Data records
● ● ● ● ● ● ●

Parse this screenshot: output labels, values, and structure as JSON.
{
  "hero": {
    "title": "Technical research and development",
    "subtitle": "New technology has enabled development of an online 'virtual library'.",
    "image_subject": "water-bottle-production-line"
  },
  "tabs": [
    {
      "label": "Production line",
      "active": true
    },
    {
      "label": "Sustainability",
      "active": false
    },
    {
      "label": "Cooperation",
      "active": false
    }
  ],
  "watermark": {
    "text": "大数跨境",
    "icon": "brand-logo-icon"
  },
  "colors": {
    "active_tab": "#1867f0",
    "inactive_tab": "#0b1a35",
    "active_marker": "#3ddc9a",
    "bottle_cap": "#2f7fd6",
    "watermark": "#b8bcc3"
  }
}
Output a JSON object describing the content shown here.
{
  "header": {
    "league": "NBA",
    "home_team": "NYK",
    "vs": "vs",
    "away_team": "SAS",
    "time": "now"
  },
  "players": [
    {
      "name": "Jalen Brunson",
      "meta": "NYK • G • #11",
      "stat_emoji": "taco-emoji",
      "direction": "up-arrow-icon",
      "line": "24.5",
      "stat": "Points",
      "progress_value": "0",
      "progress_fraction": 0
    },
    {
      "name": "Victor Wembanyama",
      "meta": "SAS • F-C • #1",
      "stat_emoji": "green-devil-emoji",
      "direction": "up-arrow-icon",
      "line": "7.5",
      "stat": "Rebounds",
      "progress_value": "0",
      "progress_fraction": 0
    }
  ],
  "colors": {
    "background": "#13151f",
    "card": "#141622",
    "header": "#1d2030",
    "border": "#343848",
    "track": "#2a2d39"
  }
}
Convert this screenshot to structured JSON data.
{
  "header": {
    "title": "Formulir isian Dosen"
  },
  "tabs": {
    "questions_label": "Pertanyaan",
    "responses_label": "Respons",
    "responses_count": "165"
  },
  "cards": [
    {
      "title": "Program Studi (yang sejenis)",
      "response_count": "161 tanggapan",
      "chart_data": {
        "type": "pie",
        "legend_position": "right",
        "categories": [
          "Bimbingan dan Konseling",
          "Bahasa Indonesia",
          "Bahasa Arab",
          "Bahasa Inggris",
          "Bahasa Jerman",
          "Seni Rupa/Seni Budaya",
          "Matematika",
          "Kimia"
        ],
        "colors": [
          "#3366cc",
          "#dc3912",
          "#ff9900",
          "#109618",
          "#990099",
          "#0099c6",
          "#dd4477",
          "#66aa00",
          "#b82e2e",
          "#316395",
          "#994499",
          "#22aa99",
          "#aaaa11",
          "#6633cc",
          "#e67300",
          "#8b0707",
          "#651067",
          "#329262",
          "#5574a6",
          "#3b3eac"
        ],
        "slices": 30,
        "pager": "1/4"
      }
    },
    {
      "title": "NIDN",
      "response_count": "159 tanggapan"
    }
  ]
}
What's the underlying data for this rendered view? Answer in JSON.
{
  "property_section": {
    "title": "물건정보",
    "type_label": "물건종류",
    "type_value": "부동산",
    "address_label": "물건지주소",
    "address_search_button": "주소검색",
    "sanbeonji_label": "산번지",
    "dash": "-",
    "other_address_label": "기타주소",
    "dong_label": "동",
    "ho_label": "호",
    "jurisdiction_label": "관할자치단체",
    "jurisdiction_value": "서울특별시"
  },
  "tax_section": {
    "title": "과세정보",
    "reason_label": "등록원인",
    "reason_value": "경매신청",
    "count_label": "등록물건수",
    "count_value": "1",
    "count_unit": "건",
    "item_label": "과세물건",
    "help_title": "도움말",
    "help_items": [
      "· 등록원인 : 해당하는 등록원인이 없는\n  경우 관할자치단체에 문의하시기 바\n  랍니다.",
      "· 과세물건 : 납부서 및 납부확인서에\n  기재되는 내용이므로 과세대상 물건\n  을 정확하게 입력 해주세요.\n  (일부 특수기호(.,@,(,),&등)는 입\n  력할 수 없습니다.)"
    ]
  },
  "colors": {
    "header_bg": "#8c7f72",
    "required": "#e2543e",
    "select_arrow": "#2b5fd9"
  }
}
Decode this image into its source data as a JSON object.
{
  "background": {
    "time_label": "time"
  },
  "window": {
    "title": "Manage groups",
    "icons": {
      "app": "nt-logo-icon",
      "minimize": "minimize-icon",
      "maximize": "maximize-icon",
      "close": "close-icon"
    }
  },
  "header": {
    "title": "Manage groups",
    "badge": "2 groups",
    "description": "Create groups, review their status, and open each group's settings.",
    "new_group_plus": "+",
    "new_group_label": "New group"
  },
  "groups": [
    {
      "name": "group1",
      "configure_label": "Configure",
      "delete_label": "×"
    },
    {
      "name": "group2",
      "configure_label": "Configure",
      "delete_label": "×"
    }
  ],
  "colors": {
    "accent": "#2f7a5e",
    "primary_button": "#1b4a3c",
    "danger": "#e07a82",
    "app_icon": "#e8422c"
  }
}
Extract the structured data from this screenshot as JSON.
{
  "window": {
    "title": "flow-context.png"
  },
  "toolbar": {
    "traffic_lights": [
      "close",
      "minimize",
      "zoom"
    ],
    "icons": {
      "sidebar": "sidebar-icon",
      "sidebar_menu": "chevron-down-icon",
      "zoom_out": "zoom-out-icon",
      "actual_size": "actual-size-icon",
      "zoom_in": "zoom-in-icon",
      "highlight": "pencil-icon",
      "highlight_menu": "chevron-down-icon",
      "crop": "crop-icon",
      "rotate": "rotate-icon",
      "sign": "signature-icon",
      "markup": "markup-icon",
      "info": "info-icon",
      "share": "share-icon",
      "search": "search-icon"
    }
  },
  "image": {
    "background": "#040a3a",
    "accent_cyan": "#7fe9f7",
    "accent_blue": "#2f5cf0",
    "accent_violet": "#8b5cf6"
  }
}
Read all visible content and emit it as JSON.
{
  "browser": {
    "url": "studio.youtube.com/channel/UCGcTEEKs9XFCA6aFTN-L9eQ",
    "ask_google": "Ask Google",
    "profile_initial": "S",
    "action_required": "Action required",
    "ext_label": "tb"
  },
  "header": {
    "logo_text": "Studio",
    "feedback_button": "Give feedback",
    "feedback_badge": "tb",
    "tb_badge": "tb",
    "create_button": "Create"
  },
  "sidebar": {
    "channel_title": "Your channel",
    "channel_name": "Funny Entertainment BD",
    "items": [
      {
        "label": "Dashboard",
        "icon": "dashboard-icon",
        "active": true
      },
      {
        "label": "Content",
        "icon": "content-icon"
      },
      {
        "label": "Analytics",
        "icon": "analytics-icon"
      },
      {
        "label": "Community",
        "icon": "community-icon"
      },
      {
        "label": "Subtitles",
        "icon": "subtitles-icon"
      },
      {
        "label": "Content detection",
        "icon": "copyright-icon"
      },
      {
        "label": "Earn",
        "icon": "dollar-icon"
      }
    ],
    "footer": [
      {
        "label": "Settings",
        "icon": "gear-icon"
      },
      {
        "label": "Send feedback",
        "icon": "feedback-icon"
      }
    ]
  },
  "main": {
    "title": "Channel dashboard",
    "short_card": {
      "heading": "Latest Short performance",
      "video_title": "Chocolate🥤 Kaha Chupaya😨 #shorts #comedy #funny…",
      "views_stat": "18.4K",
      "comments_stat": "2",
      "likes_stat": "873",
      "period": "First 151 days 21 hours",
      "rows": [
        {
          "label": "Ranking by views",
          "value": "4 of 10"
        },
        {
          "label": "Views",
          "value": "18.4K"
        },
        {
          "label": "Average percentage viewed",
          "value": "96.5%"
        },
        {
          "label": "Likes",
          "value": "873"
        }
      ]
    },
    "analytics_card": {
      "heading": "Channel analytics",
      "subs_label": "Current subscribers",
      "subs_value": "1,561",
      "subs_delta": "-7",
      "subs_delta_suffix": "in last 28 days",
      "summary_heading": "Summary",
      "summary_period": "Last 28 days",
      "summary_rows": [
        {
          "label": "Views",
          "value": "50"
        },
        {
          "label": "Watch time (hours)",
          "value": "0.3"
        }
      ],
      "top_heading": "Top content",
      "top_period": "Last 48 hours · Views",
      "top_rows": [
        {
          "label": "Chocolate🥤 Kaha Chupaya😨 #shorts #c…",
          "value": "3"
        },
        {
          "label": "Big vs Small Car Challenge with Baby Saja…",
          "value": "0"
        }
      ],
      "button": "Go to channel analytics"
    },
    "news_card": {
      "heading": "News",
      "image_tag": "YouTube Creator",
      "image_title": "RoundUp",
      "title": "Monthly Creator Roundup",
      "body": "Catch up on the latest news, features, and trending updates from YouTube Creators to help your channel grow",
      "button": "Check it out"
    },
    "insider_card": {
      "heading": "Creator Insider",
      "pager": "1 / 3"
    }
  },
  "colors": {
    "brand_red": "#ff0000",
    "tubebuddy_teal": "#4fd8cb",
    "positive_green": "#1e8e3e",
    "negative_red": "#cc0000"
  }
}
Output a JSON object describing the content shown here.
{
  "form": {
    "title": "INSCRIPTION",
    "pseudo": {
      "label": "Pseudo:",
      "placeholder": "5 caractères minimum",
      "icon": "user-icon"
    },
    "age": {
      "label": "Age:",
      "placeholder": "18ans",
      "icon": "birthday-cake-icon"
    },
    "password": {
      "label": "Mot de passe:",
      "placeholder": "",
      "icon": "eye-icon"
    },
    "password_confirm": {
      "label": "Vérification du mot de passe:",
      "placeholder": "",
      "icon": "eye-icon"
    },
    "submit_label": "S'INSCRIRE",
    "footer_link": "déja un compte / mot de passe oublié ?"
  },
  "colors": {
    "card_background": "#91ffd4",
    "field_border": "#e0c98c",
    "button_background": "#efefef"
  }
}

● ● ● ● ● ● ●

- **TASK TO CARRY OUT**: Which lines in the records above contain the string "groups"? Copy each one.

- **CORRECT ANSWER**:
    "title": "Manage groups",
    "title": "Manage groups",
    "badge": "2 groups",
    "description": "Create groups, review their status, and open each group's settings.",
  "groups": [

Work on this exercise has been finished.